- **Objective**: Find all lines in the records that include the word "passing", and copy them out.

- **Input data**:

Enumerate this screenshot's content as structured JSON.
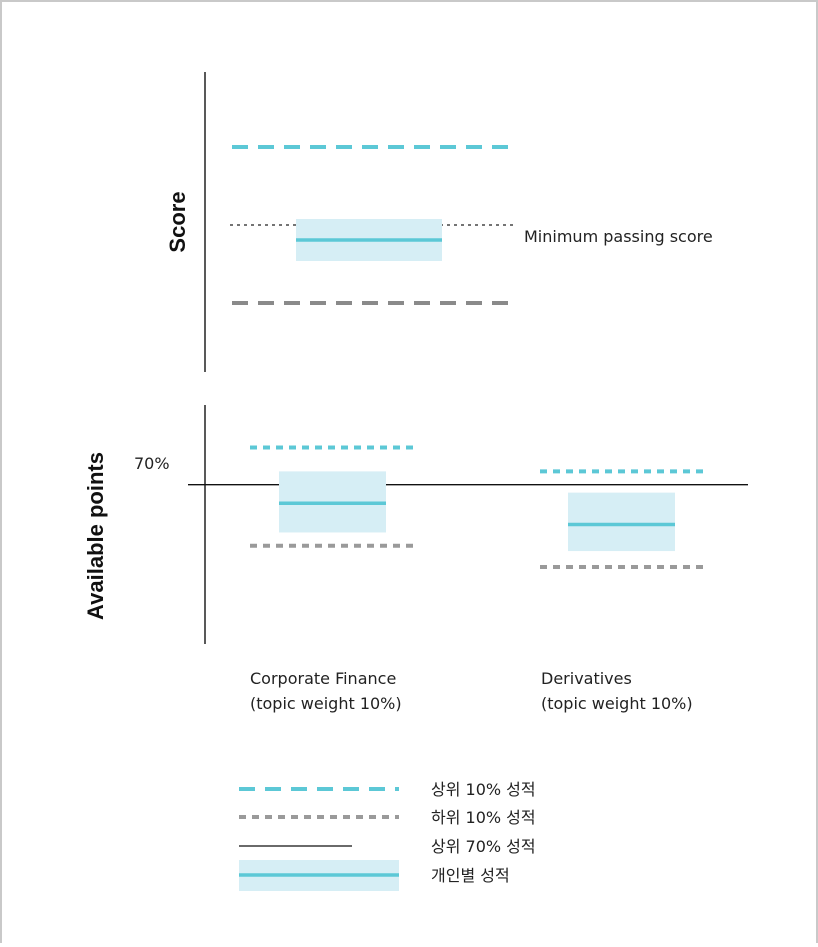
{
  "chart_data": [
    {
      "type": "range",
      "ylabel": "Score",
      "annotation": "Minimum passing score",
      "series": [
        {
          "name": "상위 10% 성적",
          "value": 0.75
        },
        {
          "name": "하위 10% 성적",
          "value": 0.23
        },
        {
          "name": "개인별 성적",
          "value": 0.44,
          "band": [
            0.37,
            0.51
          ]
        }
      ],
      "reference": {
        "name": "Minimum passing score",
        "value": 0.49
      }
    },
    {
      "type": "range",
      "ylabel": "Available points",
      "reference_label": "70%",
      "reference_value": 70,
      "categories": [
        {
          "label": "Corporate Finance",
          "sublabel": "(topic weight 10%)",
          "top10": 84,
          "bottom10": 47,
          "individual": 63,
          "band": [
            52,
            75
          ]
        },
        {
          "label": "Derivatives",
          "sublabel": "(topic weight 10%)",
          "top10": 75,
          "bottom10": 39,
          "individual": 55,
          "band": [
            45,
            67
          ]
        }
      ],
      "ylim": [
        10,
        100
      ]
    }
  ],
  "legend": [
    {
      "label": "상위 10% 성적",
      "style": "dash-teal"
    },
    {
      "label": "하위 10% 성적",
      "style": "dot-gray"
    },
    {
      "label": "상위 70% 성적",
      "style": "solid-black"
    },
    {
      "label": "개인별 성적",
      "style": "band-teal"
    }
  ],
  "colors": {
    "teal": "#5cc8d6",
    "band": "#d6eef5",
    "gray": "#8a8a8a",
    "black": "#111111"
  }
}
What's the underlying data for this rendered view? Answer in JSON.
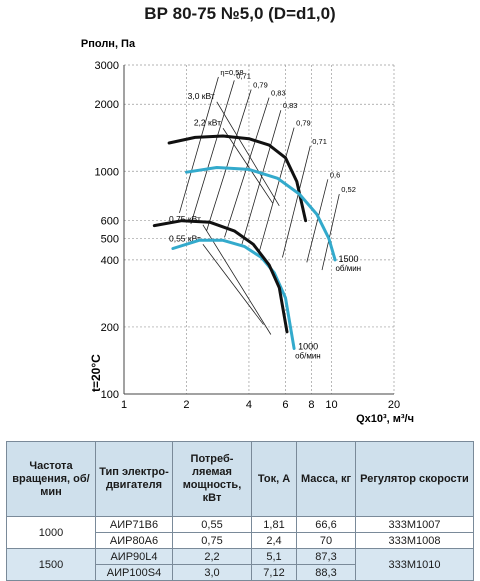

- **Final result**:
      "annotation": "Minimum passing score",
        "name": "Minimum passing score",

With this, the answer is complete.